Items listed in a dataset:
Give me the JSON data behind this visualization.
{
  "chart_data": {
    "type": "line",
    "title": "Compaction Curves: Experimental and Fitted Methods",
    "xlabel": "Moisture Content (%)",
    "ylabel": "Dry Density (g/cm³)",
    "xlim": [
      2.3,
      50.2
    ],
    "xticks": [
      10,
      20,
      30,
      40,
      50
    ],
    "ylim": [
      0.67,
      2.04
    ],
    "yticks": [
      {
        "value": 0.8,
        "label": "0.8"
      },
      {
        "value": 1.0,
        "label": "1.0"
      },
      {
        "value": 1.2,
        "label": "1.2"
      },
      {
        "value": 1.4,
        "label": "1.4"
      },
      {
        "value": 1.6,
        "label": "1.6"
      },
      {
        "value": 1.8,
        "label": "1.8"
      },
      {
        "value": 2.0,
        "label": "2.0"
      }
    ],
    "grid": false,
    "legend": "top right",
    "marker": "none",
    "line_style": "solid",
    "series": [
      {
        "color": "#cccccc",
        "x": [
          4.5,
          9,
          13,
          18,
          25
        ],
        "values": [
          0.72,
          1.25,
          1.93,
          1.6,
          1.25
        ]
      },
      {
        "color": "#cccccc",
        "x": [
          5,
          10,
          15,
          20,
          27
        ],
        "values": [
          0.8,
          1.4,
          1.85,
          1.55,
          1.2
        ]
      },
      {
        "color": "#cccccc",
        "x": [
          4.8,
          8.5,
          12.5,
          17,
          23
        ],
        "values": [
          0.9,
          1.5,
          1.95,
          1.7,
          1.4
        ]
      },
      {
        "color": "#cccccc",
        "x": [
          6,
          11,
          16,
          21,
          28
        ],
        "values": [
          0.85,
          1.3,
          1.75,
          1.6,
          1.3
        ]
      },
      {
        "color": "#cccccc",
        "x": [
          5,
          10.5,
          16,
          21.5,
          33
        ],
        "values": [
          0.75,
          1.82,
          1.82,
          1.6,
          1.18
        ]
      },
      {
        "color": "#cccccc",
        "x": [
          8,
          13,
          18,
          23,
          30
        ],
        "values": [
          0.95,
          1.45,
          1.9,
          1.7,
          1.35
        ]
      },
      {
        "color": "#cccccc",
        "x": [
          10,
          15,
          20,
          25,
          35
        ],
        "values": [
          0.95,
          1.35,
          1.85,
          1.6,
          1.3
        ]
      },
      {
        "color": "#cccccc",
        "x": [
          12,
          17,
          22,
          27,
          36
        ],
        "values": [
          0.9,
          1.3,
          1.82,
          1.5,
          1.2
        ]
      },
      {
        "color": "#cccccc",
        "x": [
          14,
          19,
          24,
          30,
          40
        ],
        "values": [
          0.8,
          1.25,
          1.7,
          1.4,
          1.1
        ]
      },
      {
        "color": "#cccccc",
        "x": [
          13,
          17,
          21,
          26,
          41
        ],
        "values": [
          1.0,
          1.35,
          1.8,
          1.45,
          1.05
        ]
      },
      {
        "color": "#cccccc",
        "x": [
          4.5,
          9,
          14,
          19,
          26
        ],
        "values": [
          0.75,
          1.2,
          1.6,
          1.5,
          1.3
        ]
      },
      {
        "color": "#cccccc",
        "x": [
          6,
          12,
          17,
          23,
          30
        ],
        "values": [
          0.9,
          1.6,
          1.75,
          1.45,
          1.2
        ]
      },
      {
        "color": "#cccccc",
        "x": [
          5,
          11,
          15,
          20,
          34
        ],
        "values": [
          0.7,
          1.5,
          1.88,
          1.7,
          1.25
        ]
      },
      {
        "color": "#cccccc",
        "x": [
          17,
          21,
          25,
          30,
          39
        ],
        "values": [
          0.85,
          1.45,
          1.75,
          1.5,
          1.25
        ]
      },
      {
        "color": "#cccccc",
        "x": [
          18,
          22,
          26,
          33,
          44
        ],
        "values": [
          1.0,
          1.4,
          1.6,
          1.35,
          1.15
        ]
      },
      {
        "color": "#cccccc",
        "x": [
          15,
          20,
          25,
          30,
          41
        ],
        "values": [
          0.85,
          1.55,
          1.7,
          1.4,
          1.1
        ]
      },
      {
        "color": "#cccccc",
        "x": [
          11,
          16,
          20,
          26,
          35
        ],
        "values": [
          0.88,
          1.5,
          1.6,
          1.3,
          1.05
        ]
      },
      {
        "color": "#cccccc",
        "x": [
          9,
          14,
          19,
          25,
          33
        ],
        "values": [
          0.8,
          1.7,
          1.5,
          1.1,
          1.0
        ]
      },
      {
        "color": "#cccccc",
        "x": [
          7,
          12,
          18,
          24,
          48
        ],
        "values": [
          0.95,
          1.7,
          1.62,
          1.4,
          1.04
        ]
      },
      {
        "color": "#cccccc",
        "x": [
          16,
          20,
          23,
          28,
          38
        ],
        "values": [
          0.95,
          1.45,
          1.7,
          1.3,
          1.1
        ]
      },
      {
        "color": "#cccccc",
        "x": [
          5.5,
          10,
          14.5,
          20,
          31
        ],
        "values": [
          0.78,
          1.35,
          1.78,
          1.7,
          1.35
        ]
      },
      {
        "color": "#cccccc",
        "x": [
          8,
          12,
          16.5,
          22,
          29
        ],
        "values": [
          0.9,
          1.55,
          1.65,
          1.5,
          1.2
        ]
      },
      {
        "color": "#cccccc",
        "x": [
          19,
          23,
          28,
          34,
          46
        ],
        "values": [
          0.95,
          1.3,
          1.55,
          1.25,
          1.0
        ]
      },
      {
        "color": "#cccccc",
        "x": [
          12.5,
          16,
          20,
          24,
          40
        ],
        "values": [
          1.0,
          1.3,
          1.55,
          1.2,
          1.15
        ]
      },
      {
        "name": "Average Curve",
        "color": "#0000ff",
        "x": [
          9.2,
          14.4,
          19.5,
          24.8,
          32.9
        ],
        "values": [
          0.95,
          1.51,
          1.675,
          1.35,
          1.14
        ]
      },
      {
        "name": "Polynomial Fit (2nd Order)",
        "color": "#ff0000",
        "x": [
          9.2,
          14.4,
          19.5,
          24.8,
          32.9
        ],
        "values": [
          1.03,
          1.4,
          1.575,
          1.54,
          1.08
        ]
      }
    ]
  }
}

Direction: Repeat the data in its entirety, character for character.

Exercise output:
Give me the JSON data behind this visualization.
{
  "chart_data": {
    "type": "line",
    "title": "Compaction Curves: Experimental and Fitted Methods",
    "xlabel": "Moisture Content (%)",
    "ylabel": "Dry Density (g/cm³)",
    "xlim": [
      2.3,
      50.2
    ],
    "xticks": [
      10,
      20,
      30,
      40,
      50
    ],
    "ylim": [
      0.67,
      2.04
    ],
    "yticks": [
      {
        "value": 0.8,
        "label": "0.8"
      },
      {
        "value": 1.0,
        "label": "1.0"
      },
      {
        "value": 1.2,
        "label": "1.2"
      },
      {
        "value": 1.4,
        "label": "1.4"
      },
      {
        "value": 1.6,
        "label": "1.6"
      },
      {
        "value": 1.8,
        "label": "1.8"
      },
      {
        "value": 2.0,
        "label": "2.0"
      }
    ],
    "grid": false,
    "legend": "top right",
    "marker": "none",
    "line_style": "solid",
    "series": [
      {
        "color": "#cccccc",
        "x": [
          4.5,
          9,
          13,
          18,
          25
        ],
        "values": [
          0.72,
          1.25,
          1.93,
          1.6,
          1.25
        ]
      },
      {
        "color": "#cccccc",
        "x": [
          5,
          10,
          15,
          20,
          27
        ],
        "values": [
          0.8,
          1.4,
          1.85,
          1.55,
          1.2
        ]
      },
      {
        "color": "#cccccc",
        "x": [
          4.8,
          8.5,
          12.5,
          17,
          23
        ],
        "values": [
          0.9,
          1.5,
          1.95,
          1.7,
          1.4
        ]
      },
      {
        "color": "#cccccc",
        "x": [
          6,
          11,
          16,
          21,
          28
        ],
        "values": [
          0.85,
          1.3,
          1.75,
          1.6,
          1.3
        ]
      },
      {
        "color": "#cccccc",
        "x": [
          5,
          10.5,
          16,
          21.5,
          33
        ],
        "values": [
          0.75,
          1.82,
          1.82,
          1.6,
          1.18
        ]
      },
      {
        "color": "#cccccc",
        "x": [
          8,
          13,
          18,
          23,
          30
        ],
        "values": [
          0.95,
          1.45,
          1.9,
          1.7,
          1.35
        ]
      },
      {
        "color": "#cccccc",
        "x": [
          10,
          15,
          20,
          25,
          35
        ],
        "values": [
          0.95,
          1.35,
          1.85,
          1.6,
          1.3
        ]
      },
      {
        "color": "#cccccc",
        "x": [
          12,
          17,
          22,
          27,
          36
        ],
        "values": [
          0.9,
          1.3,
          1.82,
          1.5,
          1.2
        ]
      },
      {
        "color": "#cccccc",
        "x": [
          14,
          19,
          24,
          30,
          40
        ],
        "values": [
          0.8,
          1.25,
          1.7,
          1.4,
          1.1
        ]
      },
      {
        "color": "#cccccc",
        "x": [
          13,
          17,
          21,
          26,
          41
        ],
        "values": [
          1.0,
          1.35,
          1.8,
          1.45,
          1.05
        ]
      },
      {
        "color": "#cccccc",
        "x": [
          4.5,
          9,
          14,
          19,
          26
        ],
        "values": [
          0.75,
          1.2,
          1.6,
          1.5,
          1.3
        ]
      },
      {
        "color": "#cccccc",
        "x": [
          6,
          12,
          17,
          23,
          30
        ],
        "values": [
          0.9,
          1.6,
          1.75,
          1.45,
          1.2
        ]
      },
      {
        "color": "#cccccc",
        "x": [
          5,
          11,
          15,
          20,
          34
        ],
        "values": [
          0.7,
          1.5,
          1.88,
          1.7,
          1.25
        ]
      },
      {
        "color": "#cccccc",
        "x": [
          17,
          21,
          25,
          30,
          39
        ],
        "values": [
          0.85,
          1.45,
          1.75,
          1.5,
          1.25
        ]
      },
      {
        "color": "#cccccc",
        "x": [
          18,
          22,
          26,
          33,
          44
        ],
        "values": [
          1.0,
          1.4,
          1.6,
          1.35,
          1.15
        ]
      },
      {
        "color": "#cccccc",
        "x": [
          15,
          20,
          25,
          30,
          41
        ],
        "values": [
          0.85,
          1.55,
          1.7,
          1.4,
          1.1
        ]
      },
      {
        "color": "#cccccc",
        "x": [
          11,
          16,
          20,
          26,
          35
        ],
        "values": [
          0.88,
          1.5,
          1.6,
          1.3,
          1.05
        ]
      },
      {
        "color": "#cccccc",
        "x": [
          9,
          14,
          19,
          25,
          33
        ],
        "values": [
          0.8,
          1.7,
          1.5,
          1.1,
          1.0
        ]
      },
      {
        "color": "#cccccc",
        "x": [
          7,
          12,
          18,
          24,
          48
        ],
        "values": [
          0.95,
          1.7,
          1.62,
          1.4,
          1.04
        ]
      },
      {
        "color": "#cccccc",
        "x": [
          16,
          20,
          23,
          28,
          38
        ],
        "values": [
          0.95,
          1.45,
          1.7,
          1.3,
          1.1
        ]
      },
      {
        "color": "#cccccc",
        "x": [
          5.5,
          10,
          14.5,
          20,
          31
        ],
        "values": [
          0.78,
          1.35,
          1.78,
          1.7,
          1.35
        ]
      },
      {
        "color": "#cccccc",
        "x": [
          8,
          12,
          16.5,
          22,
          29
        ],
        "values": [
          0.9,
          1.55,
          1.65,
          1.5,
          1.2
        ]
      },
      {
        "color": "#cccccc",
        "x": [
          19,
          23,
          28,
          34,
          46
        ],
        "values": [
          0.95,
          1.3,
          1.55,
          1.25,
          1.0
        ]
      },
      {
        "color": "#cccccc",
        "x": [
          12.5,
          16,
          20,
          24,
          40
        ],
        "values": [
          1.0,
          1.3,
          1.55,
          1.2,
          1.15
        ]
      },
      {
        "name": "Average Curve",
        "color": "#0000ff",
        "x": [
          9.2,
          14.4,
          19.5,
          24.8,
          32.9
        ],
        "values": [
          0.95,
          1.51,
          1.675,
          1.35,
          1.14
        ]
      },
      {
        "name": "Polynomial Fit (2nd Order)",
        "color": "#ff0000",
        "x": [
          9.2,
          14.4,
          19.5,
          24.8,
          32.9
        ],
        "values": [
          1.03,
          1.4,
          1.575,
          1.54,
          1.08
        ]
      }
    ]
  }
}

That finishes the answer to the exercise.